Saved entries

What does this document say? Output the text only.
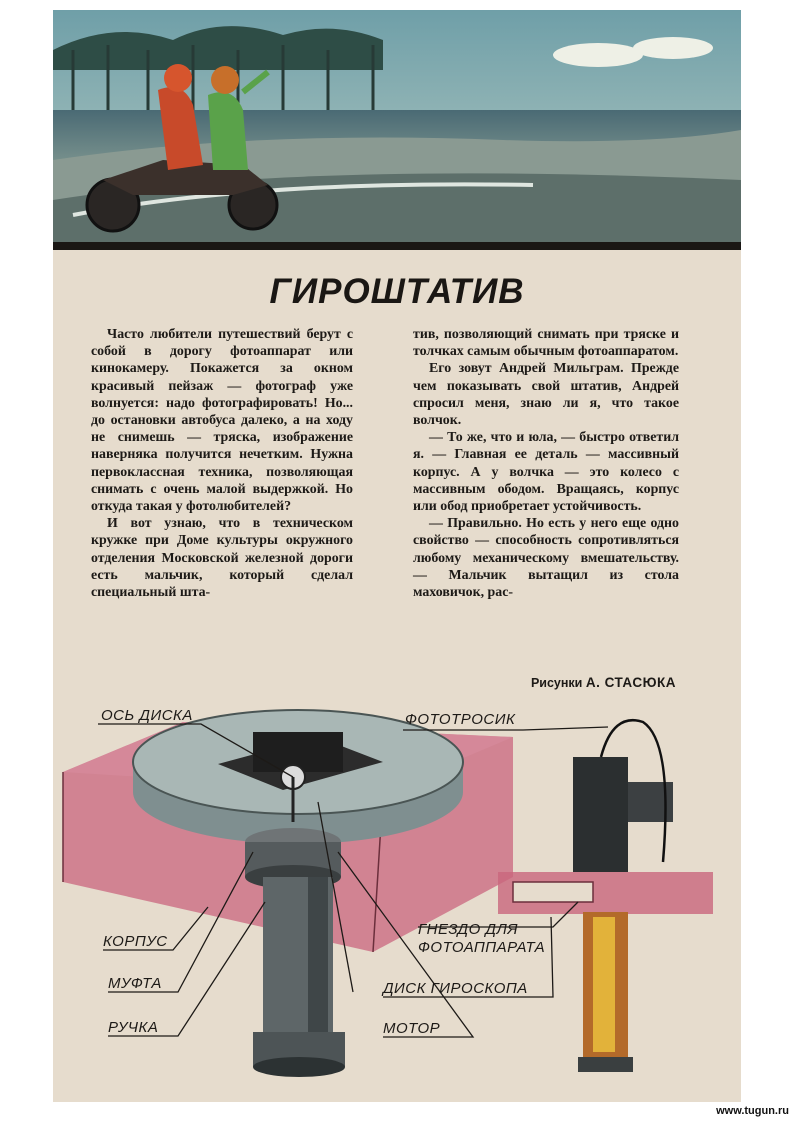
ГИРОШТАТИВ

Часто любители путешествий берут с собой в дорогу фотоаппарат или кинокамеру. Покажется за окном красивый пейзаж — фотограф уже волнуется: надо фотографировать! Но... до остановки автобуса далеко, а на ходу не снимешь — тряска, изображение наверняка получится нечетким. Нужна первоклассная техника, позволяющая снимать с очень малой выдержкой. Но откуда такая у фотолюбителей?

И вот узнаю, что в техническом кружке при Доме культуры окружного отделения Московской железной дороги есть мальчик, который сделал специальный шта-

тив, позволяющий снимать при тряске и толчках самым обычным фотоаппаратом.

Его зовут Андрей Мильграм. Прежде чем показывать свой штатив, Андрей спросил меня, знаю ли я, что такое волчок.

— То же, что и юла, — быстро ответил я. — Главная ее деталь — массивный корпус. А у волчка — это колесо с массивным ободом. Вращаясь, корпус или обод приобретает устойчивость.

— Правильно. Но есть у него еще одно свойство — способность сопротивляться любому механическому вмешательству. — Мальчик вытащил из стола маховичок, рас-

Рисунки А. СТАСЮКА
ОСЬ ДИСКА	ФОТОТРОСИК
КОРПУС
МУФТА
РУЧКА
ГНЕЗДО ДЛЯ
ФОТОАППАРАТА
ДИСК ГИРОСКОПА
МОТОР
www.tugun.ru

◆ SET TASK
Give the data again exactly as written, with all pictures left out.

◆ TASK SOLUTION
What does this document say? Output the text only.
ГИРОШТАТИВ

Часто любители путешествий берут с собой в дорогу фотоаппарат или кинокамеру. Покажется за окном красивый пейзаж — фотограф уже волнуется: надо фотографировать! Но... до остановки автобуса далеко, а на ходу не снимешь — тряска, изображение наверняка получится нечетким. Нужна первоклассная техника, позволяющая снимать с очень малой выдержкой. Но откуда такая у фотолюбителей?

И вот узнаю, что в техническом кружке при Доме культуры окружного отделения Московской железной дороги есть мальчик, который сделал специальный шта-

тив, позволяющий снимать при тряске и толчках самым обычным фотоаппаратом.

Его зовут Андрей Мильграм. Прежде чем показывать свой штатив, Андрей спросил меня, знаю ли я, что такое волчок.

— То же, что и юла, — быстро ответил я. — Главная ее деталь — массивный корпус. А у волчка — это колесо с массивным ободом. Вращаясь, корпус или обод приобретает устойчивость.

— Правильно. Но есть у него еще одно свойство — способность сопротивляться любому механическому вмешательству. — Мальчик вытащил из стола маховичок, рас-

Рисунки А. СТАСЮКА
ОСЬ ДИСКА	ФОТОТРОСИК
КОРПУС
МУФТА
РУЧКА
ГНЕЗДО ДЛЯ
ФОТОАППАРАТА
ДИСК ГИРОСКОПА
МОТОР
www.tugun.ru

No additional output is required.